▶ _Exercise task_: Write out all of the entries exactly as given.

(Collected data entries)

━━━━━━━━

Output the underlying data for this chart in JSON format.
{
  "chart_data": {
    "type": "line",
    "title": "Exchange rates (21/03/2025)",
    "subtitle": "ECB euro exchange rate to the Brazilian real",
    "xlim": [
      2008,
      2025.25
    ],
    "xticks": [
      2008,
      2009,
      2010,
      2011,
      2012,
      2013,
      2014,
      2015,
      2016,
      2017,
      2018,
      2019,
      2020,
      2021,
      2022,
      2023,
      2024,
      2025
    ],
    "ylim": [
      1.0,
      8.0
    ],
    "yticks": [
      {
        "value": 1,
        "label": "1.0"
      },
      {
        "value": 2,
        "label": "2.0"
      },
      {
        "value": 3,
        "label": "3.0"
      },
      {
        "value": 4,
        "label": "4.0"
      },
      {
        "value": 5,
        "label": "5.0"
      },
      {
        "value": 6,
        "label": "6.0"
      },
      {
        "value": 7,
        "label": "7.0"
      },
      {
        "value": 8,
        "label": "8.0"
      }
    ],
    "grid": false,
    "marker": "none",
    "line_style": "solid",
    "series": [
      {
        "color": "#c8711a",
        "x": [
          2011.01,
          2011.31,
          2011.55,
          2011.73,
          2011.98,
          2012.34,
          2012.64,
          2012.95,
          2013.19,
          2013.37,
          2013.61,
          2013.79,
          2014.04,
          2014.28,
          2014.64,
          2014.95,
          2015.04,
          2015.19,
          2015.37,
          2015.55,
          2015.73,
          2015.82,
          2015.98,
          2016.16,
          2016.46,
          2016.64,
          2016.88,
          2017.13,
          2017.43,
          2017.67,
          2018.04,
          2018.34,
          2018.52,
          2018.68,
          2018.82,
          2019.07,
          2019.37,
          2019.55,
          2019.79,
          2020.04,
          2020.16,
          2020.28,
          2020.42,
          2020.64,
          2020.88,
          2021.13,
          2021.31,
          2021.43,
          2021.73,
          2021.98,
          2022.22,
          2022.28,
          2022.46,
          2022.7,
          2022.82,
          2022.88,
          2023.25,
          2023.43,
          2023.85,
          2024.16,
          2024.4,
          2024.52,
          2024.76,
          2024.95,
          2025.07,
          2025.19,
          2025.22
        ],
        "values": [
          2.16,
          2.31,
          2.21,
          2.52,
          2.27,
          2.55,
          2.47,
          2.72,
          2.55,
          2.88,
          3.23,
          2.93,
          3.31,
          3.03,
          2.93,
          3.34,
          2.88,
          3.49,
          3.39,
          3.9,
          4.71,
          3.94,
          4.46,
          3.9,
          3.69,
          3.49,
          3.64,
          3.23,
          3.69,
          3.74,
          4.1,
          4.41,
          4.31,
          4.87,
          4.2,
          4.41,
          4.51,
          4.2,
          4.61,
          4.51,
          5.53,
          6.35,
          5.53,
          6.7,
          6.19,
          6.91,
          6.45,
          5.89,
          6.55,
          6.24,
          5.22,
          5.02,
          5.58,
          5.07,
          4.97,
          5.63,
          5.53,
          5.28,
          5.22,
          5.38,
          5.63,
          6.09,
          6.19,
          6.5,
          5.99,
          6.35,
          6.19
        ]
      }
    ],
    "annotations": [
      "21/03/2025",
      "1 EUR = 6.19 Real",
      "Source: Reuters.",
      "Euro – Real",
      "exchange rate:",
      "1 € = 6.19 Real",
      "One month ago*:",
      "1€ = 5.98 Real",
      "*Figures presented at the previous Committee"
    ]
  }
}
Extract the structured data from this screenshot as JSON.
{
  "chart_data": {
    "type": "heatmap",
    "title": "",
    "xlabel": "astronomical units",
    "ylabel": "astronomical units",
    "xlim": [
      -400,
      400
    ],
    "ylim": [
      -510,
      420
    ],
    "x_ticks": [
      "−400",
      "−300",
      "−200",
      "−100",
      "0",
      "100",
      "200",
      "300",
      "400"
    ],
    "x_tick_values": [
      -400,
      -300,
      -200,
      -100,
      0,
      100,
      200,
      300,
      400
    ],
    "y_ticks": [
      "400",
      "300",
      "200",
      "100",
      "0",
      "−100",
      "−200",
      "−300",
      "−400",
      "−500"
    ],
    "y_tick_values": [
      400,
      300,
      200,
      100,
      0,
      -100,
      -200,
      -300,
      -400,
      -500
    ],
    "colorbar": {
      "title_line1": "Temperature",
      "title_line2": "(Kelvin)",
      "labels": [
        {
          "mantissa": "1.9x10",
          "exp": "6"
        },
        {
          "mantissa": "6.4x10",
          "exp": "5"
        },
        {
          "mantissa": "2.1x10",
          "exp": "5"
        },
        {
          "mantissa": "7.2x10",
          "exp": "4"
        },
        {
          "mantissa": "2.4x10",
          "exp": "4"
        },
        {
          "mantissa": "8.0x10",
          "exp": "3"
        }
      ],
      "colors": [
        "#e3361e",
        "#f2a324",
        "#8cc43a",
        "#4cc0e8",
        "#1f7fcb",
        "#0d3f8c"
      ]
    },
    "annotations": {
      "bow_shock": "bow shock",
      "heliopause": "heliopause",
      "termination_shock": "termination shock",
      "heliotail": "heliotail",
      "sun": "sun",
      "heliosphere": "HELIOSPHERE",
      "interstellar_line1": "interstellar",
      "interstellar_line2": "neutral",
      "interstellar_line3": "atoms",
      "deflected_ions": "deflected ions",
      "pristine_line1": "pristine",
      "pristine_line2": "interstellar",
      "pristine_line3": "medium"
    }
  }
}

━━━━━━━━

▶ _Finished answer_:
Output the underlying data for this chart in JSON format.
{
  "chart_data": {
    "type": "line",
    "title": "Exchange rates (21/03/2025)",
    "subtitle": "ECB euro exchange rate to the Brazilian real",
    "xlim": [
      2008,
      2025.25
    ],
    "xticks": [
      2008,
      2009,
      2010,
      2011,
      2012,
      2013,
      2014,
      2015,
      2016,
      2017,
      2018,
      2019,
      2020,
      2021,
      2022,
      2023,
      2024,
      2025
    ],
    "ylim": [
      1.0,
      8.0
    ],
    "yticks": [
      {
        "value": 1,
        "label": "1.0"
      },
      {
        "value": 2,
        "label": "2.0"
      },
      {
        "value": 3,
        "label": "3.0"
      },
      {
        "value": 4,
        "label": "4.0"
      },
      {
        "value": 5,
        "label": "5.0"
      },
      {
        "value": 6,
        "label": "6.0"
      },
      {
        "value": 7,
        "label": "7.0"
      },
      {
        "value": 8,
        "label": "8.0"
      }
    ],
    "grid": false,
    "marker": "none",
    "line_style": "solid",
    "series": [
      {
        "color": "#c8711a",
        "x": [
          2011.01,
          2011.31,
          2011.55,
          2011.73,
          2011.98,
          2012.34,
          2012.64,
          2012.95,
          2013.19,
          2013.37,
          2013.61,
          2013.79,
          2014.04,
          2014.28,
          2014.64,
          2014.95,
          2015.04,
          2015.19,
          2015.37,
          2015.55,
          2015.73,
          2015.82,
          2015.98,
          2016.16,
          2016.46,
          2016.64,
          2016.88,
          2017.13,
          2017.43,
          2017.67,
          2018.04,
          2018.34,
          2018.52,
          2018.68,
          2018.82,
          2019.07,
          2019.37,
          2019.55,
          2019.79,
          2020.04,
          2020.16,
          2020.28,
          2020.42,
          2020.64,
          2020.88,
          2021.13,
          2021.31,
          2021.43,
          2021.73,
          2021.98,
          2022.22,
          2022.28,
          2022.46,
          2022.7,
          2022.82,
          2022.88,
          2023.25,
          2023.43,
          2023.85,
          2024.16,
          2024.4,
          2024.52,
          2024.76,
          2024.95,
          2025.07,
          2025.19,
          2025.22
        ],
        "values": [
          2.16,
          2.31,
          2.21,
          2.52,
          2.27,
          2.55,
          2.47,
          2.72,
          2.55,
          2.88,
          3.23,
          2.93,
          3.31,
          3.03,
          2.93,
          3.34,
          2.88,
          3.49,
          3.39,
          3.9,
          4.71,
          3.94,
          4.46,
          3.9,
          3.69,
          3.49,
          3.64,
          3.23,
          3.69,
          3.74,
          4.1,
          4.41,
          4.31,
          4.87,
          4.2,
          4.41,
          4.51,
          4.2,
          4.61,
          4.51,
          5.53,
          6.35,
          5.53,
          6.7,
          6.19,
          6.91,
          6.45,
          5.89,
          6.55,
          6.24,
          5.22,
          5.02,
          5.58,
          5.07,
          4.97,
          5.63,
          5.53,
          5.28,
          5.22,
          5.38,
          5.63,
          6.09,
          6.19,
          6.5,
          5.99,
          6.35,
          6.19
        ]
      }
    ],
    "annotations": [
      "21/03/2025",
      "1 EUR = 6.19 Real",
      "Source: Reuters.",
      "Euro – Real",
      "exchange rate:",
      "1 € = 6.19 Real",
      "One month ago*:",
      "1€ = 5.98 Real",
      "*Figures presented at the previous Committee"
    ]
  }
}
Extract the structured data from this screenshot as JSON.
{
  "chart_data": {
    "type": "heatmap",
    "title": "",
    "xlabel": "astronomical units",
    "ylabel": "astronomical units",
    "xlim": [
      -400,
      400
    ],
    "ylim": [
      -510,
      420
    ],
    "x_ticks": [
      "−400",
      "−300",
      "−200",
      "−100",
      "0",
      "100",
      "200",
      "300",
      "400"
    ],
    "x_tick_values": [
      -400,
      -300,
      -200,
      -100,
      0,
      100,
      200,
      300,
      400
    ],
    "y_ticks": [
      "400",
      "300",
      "200",
      "100",
      "0",
      "−100",
      "−200",
      "−300",
      "−400",
      "−500"
    ],
    "y_tick_values": [
      400,
      300,
      200,
      100,
      0,
      -100,
      -200,
      -300,
      -400,
      -500
    ],
    "colorbar": {
      "title_line1": "Temperature",
      "title_line2": "(Kelvin)",
      "labels": [
        {
          "mantissa": "1.9x10",
          "exp": "6"
        },
        {
          "mantissa": "6.4x10",
          "exp": "5"
        },
        {
          "mantissa": "2.1x10",
          "exp": "5"
        },
        {
          "mantissa": "7.2x10",
          "exp": "4"
        },
        {
          "mantissa": "2.4x10",
          "exp": "4"
        },
        {
          "mantissa": "8.0x10",
          "exp": "3"
        }
      ],
      "colors": [
        "#e3361e",
        "#f2a324",
        "#8cc43a",
        "#4cc0e8",
        "#1f7fcb",
        "#0d3f8c"
      ]
    },
    "annotations": {
      "bow_shock": "bow shock",
      "heliopause": "heliopause",
      "termination_shock": "termination shock",
      "heliotail": "heliotail",
      "sun": "sun",
      "heliosphere": "HELIOSPHERE",
      "interstellar_line1": "interstellar",
      "interstellar_line2": "neutral",
      "interstellar_line3": "atoms",
      "deflected_ions": "deflected ions",
      "pristine_line1": "pristine",
      "pristine_line2": "interstellar",
      "pristine_line3": "medium"
    }
  }
}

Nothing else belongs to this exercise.